§ INPUT RECORDS:

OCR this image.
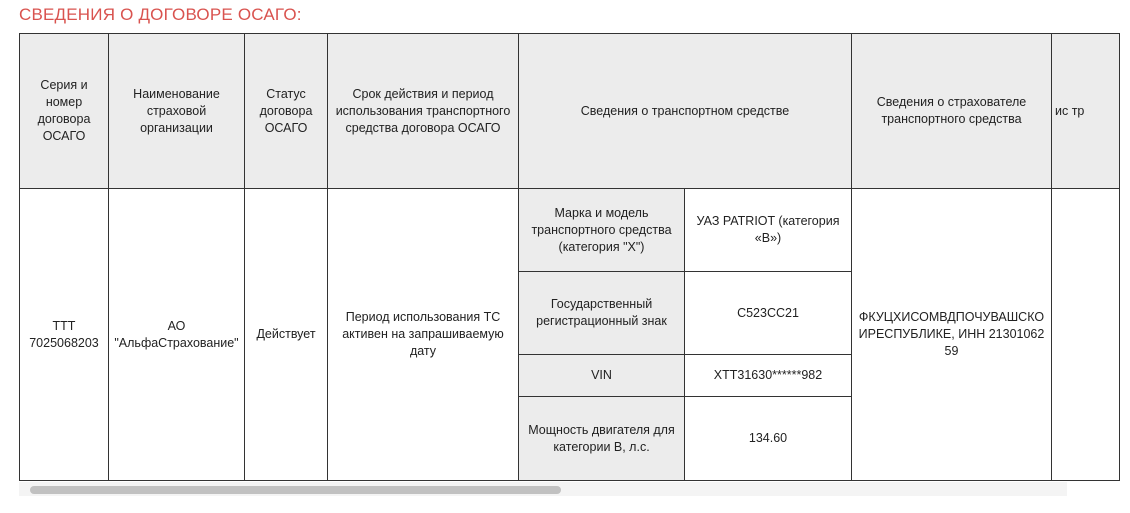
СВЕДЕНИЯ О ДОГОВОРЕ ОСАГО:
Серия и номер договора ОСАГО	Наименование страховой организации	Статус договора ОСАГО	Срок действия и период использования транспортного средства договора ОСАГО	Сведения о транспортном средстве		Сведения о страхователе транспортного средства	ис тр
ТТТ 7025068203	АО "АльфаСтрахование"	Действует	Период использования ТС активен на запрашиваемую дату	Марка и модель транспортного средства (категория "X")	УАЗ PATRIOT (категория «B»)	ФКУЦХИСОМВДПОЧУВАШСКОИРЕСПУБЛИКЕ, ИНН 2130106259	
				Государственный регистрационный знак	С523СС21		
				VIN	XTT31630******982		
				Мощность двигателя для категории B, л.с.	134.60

--

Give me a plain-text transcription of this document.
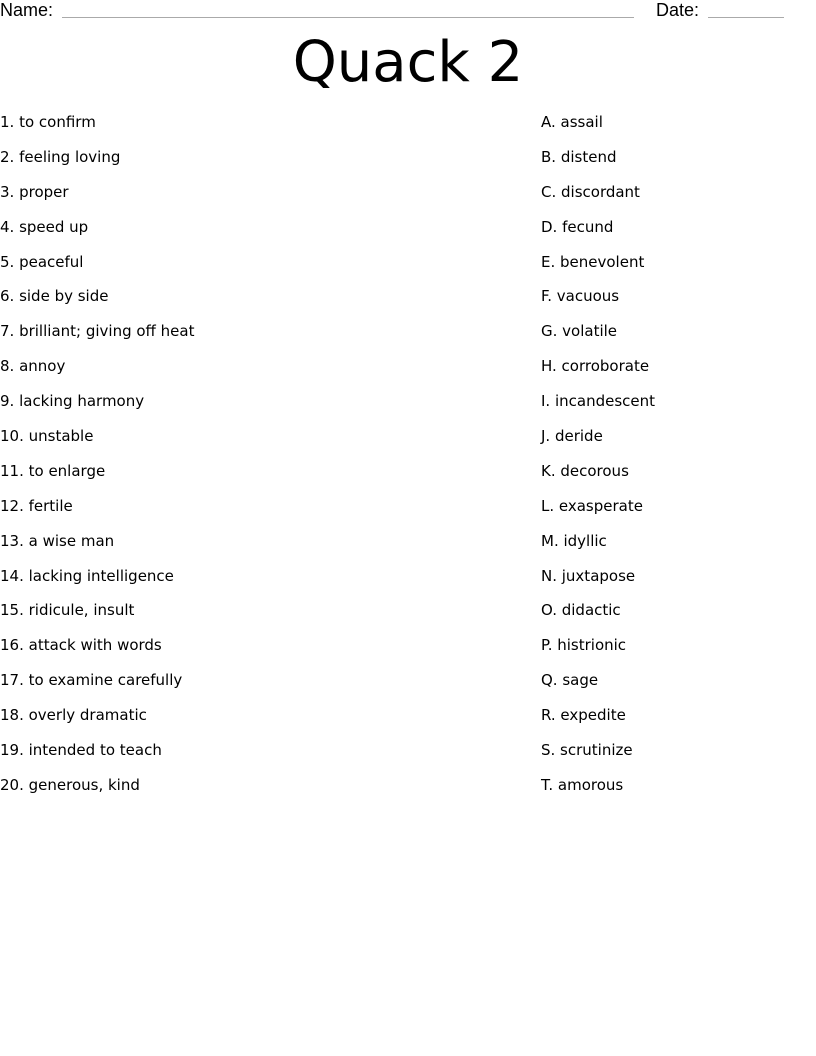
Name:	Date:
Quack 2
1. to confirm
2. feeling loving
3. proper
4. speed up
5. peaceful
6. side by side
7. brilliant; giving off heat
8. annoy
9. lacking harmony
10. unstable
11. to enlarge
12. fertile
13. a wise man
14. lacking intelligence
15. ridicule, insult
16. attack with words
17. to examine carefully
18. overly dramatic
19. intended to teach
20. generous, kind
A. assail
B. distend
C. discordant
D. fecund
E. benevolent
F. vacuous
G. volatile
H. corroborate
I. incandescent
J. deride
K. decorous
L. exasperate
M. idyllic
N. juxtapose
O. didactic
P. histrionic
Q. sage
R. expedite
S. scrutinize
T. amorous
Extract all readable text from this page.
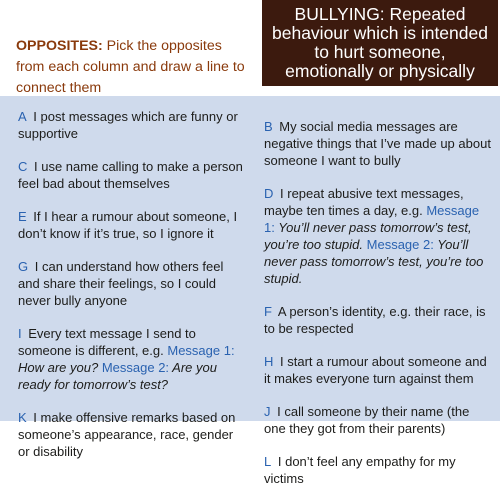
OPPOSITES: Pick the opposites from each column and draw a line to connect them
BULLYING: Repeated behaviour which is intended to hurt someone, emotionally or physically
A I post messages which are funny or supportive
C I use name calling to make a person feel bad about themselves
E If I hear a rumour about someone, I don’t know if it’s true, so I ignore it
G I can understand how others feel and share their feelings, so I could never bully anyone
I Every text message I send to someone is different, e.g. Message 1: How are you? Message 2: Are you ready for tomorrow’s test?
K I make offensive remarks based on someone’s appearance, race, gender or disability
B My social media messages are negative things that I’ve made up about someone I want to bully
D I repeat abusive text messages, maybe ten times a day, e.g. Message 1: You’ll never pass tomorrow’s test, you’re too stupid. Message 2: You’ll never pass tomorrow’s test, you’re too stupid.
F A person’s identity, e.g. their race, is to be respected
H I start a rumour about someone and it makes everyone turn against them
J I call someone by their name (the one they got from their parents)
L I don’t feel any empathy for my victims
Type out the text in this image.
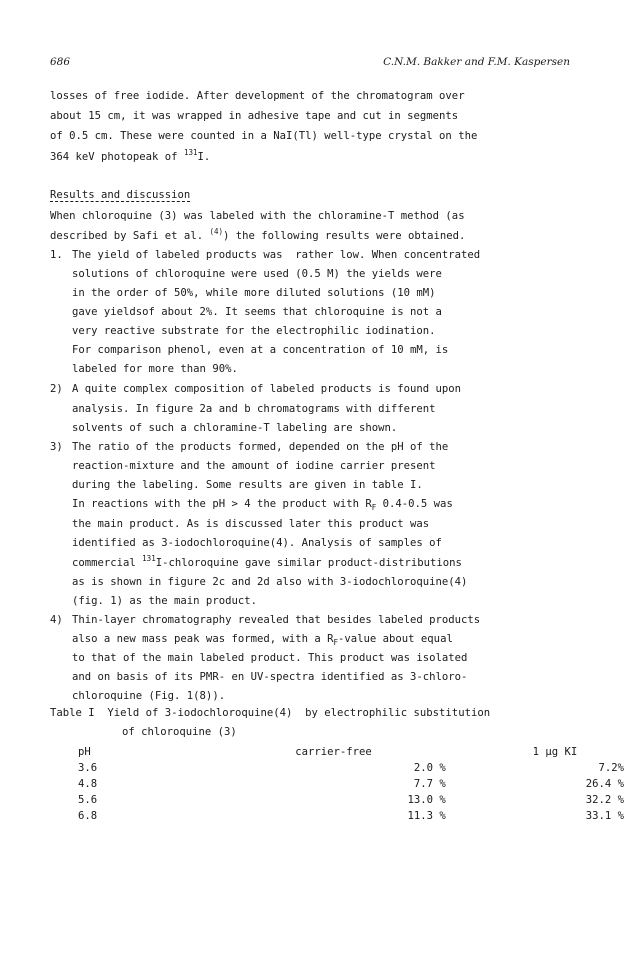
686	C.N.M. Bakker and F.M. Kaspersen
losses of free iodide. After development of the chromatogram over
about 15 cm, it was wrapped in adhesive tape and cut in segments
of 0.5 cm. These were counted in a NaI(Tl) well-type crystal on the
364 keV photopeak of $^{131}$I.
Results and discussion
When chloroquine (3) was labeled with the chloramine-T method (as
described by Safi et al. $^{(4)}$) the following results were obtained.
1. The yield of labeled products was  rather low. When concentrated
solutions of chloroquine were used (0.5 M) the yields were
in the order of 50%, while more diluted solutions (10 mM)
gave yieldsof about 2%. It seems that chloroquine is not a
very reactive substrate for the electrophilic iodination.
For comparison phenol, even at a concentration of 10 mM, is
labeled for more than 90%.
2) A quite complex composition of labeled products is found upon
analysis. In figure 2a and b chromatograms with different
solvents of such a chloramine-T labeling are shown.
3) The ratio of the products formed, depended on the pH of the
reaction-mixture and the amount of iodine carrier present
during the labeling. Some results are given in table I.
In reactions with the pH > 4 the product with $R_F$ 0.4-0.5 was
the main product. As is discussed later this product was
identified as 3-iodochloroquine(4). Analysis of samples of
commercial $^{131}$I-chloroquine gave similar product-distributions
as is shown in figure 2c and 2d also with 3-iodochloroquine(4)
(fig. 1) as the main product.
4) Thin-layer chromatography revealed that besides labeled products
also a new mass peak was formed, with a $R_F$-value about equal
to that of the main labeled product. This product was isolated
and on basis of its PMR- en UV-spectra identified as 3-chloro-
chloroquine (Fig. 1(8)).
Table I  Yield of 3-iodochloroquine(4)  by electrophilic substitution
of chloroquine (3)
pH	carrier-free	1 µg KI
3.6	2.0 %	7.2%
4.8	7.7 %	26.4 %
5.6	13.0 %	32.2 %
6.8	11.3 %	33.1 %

---

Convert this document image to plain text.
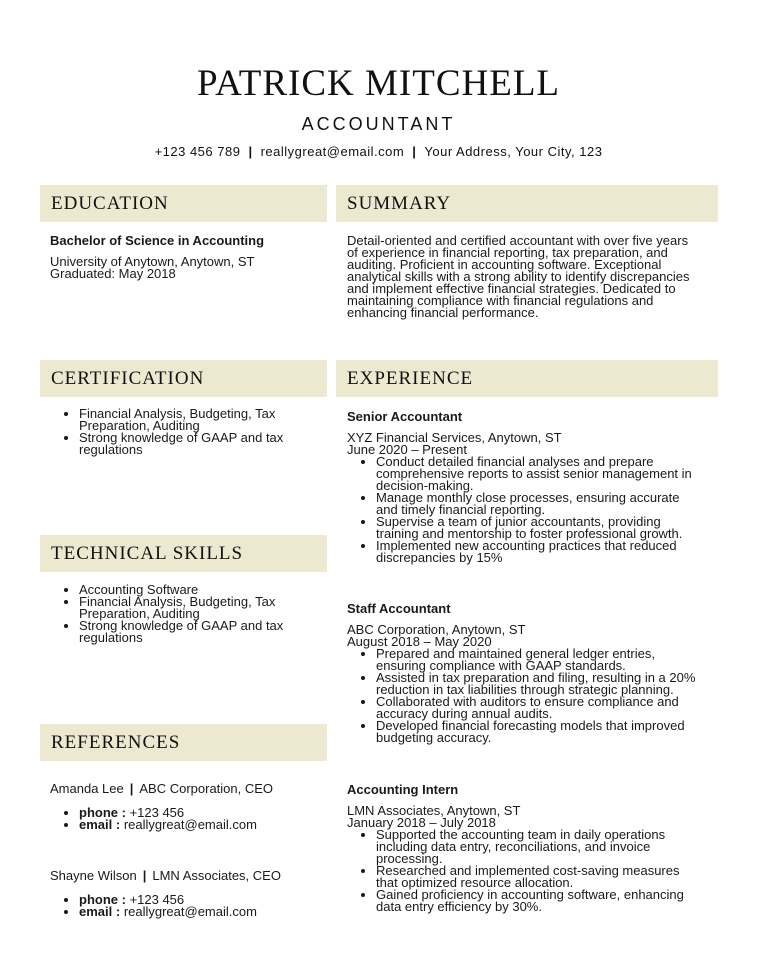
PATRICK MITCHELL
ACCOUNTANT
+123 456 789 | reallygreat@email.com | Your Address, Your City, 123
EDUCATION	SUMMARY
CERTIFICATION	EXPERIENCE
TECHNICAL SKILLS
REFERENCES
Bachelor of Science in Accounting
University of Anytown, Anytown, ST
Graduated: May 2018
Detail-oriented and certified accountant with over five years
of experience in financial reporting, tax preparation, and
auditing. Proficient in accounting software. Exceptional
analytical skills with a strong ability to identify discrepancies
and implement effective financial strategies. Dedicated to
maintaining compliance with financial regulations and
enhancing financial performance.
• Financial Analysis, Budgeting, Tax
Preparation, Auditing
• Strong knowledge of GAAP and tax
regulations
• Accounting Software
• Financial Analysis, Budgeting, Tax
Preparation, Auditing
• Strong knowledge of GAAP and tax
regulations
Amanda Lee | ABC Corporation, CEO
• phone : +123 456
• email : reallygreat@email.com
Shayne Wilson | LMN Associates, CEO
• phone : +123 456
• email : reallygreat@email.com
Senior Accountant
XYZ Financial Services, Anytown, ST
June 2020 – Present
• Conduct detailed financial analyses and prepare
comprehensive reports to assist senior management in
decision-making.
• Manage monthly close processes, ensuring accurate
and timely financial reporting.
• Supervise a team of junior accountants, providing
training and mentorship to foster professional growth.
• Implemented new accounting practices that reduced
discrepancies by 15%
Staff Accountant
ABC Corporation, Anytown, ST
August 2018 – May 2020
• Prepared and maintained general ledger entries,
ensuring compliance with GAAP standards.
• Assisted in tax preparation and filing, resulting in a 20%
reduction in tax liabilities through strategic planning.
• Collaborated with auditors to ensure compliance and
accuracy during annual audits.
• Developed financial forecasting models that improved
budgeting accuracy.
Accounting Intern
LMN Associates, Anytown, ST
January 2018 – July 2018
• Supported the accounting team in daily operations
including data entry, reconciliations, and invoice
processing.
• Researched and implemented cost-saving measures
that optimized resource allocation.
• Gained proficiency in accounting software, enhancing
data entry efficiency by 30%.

§ WORK INSTRUCTIONS:
Show the lines of the records that contain the word "discrepancies".

§ EXPECTED ANSWER:
analytical skills with a strong ability to identify discrepancies
discrepancies by 15%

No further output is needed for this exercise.